Given problem | Write out all the material exactly. Leave nothing out.

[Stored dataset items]

——

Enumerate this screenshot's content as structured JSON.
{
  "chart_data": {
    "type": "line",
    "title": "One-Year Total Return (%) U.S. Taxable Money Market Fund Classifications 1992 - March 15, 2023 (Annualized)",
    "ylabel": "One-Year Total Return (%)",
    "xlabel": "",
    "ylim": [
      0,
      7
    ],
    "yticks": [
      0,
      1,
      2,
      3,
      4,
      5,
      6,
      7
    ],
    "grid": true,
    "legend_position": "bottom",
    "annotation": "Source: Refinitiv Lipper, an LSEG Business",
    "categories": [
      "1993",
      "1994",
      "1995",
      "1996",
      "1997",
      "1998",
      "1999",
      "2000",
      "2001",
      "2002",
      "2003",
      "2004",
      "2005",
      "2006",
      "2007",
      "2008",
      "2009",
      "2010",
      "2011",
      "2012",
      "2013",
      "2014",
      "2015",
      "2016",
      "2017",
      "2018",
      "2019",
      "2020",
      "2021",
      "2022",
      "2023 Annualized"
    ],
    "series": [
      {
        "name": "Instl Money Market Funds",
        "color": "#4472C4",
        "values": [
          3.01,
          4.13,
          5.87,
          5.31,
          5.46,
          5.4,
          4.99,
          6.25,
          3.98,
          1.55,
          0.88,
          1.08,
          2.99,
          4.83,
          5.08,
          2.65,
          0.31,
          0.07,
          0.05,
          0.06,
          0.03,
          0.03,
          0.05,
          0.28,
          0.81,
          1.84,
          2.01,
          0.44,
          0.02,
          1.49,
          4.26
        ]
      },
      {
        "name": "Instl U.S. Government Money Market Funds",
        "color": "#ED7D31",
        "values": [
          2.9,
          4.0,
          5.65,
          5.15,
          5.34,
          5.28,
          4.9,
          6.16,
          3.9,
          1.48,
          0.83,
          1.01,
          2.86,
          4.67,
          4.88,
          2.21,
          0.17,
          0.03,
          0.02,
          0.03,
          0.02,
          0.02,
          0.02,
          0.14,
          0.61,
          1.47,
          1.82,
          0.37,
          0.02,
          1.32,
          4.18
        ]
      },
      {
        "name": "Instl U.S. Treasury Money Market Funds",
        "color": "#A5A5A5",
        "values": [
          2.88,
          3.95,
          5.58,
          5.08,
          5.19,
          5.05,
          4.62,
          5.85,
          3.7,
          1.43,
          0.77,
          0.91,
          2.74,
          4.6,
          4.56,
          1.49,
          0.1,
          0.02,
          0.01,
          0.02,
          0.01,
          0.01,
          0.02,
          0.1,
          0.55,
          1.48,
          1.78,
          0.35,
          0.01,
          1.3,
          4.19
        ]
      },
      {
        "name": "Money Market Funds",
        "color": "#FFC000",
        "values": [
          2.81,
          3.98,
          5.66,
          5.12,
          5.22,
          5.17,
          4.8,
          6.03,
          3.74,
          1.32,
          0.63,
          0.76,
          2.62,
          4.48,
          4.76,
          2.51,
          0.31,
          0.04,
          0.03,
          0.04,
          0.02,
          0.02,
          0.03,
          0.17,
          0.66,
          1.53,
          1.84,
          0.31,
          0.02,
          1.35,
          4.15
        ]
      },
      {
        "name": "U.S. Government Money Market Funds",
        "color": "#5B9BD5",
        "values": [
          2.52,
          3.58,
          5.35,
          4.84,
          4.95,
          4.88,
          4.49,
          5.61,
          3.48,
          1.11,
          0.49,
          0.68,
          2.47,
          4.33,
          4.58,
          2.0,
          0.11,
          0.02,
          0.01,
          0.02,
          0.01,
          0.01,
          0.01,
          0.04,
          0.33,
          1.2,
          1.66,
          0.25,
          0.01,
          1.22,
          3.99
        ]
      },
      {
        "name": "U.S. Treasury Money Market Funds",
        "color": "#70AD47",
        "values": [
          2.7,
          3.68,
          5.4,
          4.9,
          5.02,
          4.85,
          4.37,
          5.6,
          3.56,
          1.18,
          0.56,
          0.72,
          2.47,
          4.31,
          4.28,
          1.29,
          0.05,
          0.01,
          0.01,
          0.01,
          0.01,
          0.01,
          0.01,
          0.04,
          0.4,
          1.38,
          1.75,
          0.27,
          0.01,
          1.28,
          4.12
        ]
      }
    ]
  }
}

——

Response to the exercise |
Enumerate this screenshot's content as structured JSON.
{
  "chart_data": {
    "type": "line",
    "title": "One-Year Total Return (%) U.S. Taxable Money Market Fund Classifications 1992 - March 15, 2023 (Annualized)",
    "ylabel": "One-Year Total Return (%)",
    "xlabel": "",
    "ylim": [
      0,
      7
    ],
    "yticks": [
      0,
      1,
      2,
      3,
      4,
      5,
      6,
      7
    ],
    "grid": true,
    "legend_position": "bottom",
    "annotation": "Source: Refinitiv Lipper, an LSEG Business",
    "categories": [
      "1993",
      "1994",
      "1995",
      "1996",
      "1997",
      "1998",
      "1999",
      "2000",
      "2001",
      "2002",
      "2003",
      "2004",
      "2005",
      "2006",
      "2007",
      "2008",
      "2009",
      "2010",
      "2011",
      "2012",
      "2013",
      "2014",
      "2015",
      "2016",
      "2017",
      "2018",
      "2019",
      "2020",
      "2021",
      "2022",
      "2023 Annualized"
    ],
    "series": [
      {
        "name": "Instl Money Market Funds",
        "color": "#4472C4",
        "values": [
          3.01,
          4.13,
          5.87,
          5.31,
          5.46,
          5.4,
          4.99,
          6.25,
          3.98,
          1.55,
          0.88,
          1.08,
          2.99,
          4.83,
          5.08,
          2.65,
          0.31,
          0.07,
          0.05,
          0.06,
          0.03,
          0.03,
          0.05,
          0.28,
          0.81,
          1.84,
          2.01,
          0.44,
          0.02,
          1.49,
          4.26
        ]
      },
      {
        "name": "Instl U.S. Government Money Market Funds",
        "color": "#ED7D31",
        "values": [
          2.9,
          4.0,
          5.65,
          5.15,
          5.34,
          5.28,
          4.9,
          6.16,
          3.9,
          1.48,
          0.83,
          1.01,
          2.86,
          4.67,
          4.88,
          2.21,
          0.17,
          0.03,
          0.02,
          0.03,
          0.02,
          0.02,
          0.02,
          0.14,
          0.61,
          1.47,
          1.82,
          0.37,
          0.02,
          1.32,
          4.18
        ]
      },
      {
        "name": "Instl U.S. Treasury Money Market Funds",
        "color": "#A5A5A5",
        "values": [
          2.88,
          3.95,
          5.58,
          5.08,
          5.19,
          5.05,
          4.62,
          5.85,
          3.7,
          1.43,
          0.77,
          0.91,
          2.74,
          4.6,
          4.56,
          1.49,
          0.1,
          0.02,
          0.01,
          0.02,
          0.01,
          0.01,
          0.02,
          0.1,
          0.55,
          1.48,
          1.78,
          0.35,
          0.01,
          1.3,
          4.19
        ]
      },
      {
        "name": "Money Market Funds",
        "color": "#FFC000",
        "values": [
          2.81,
          3.98,
          5.66,
          5.12,
          5.22,
          5.17,
          4.8,
          6.03,
          3.74,
          1.32,
          0.63,
          0.76,
          2.62,
          4.48,
          4.76,
          2.51,
          0.31,
          0.04,
          0.03,
          0.04,
          0.02,
          0.02,
          0.03,
          0.17,
          0.66,
          1.53,
          1.84,
          0.31,
          0.02,
          1.35,
          4.15
        ]
      },
      {
        "name": "U.S. Government Money Market Funds",
        "color": "#5B9BD5",
        "values": [
          2.52,
          3.58,
          5.35,
          4.84,
          4.95,
          4.88,
          4.49,
          5.61,
          3.48,
          1.11,
          0.49,
          0.68,
          2.47,
          4.33,
          4.58,
          2.0,
          0.11,
          0.02,
          0.01,
          0.02,
          0.01,
          0.01,
          0.01,
          0.04,
          0.33,
          1.2,
          1.66,
          0.25,
          0.01,
          1.22,
          3.99
        ]
      },
      {
        "name": "U.S. Treasury Money Market Funds",
        "color": "#70AD47",
        "values": [
          2.7,
          3.68,
          5.4,
          4.9,
          5.02,
          4.85,
          4.37,
          5.6,
          3.56,
          1.18,
          0.56,
          0.72,
          2.47,
          4.31,
          4.28,
          1.29,
          0.05,
          0.01,
          0.01,
          0.01,
          0.01,
          0.01,
          0.01,
          0.04,
          0.4,
          1.38,
          1.75,
          0.27,
          0.01,
          1.28,
          4.12
        ]
      }
    ]
  }
}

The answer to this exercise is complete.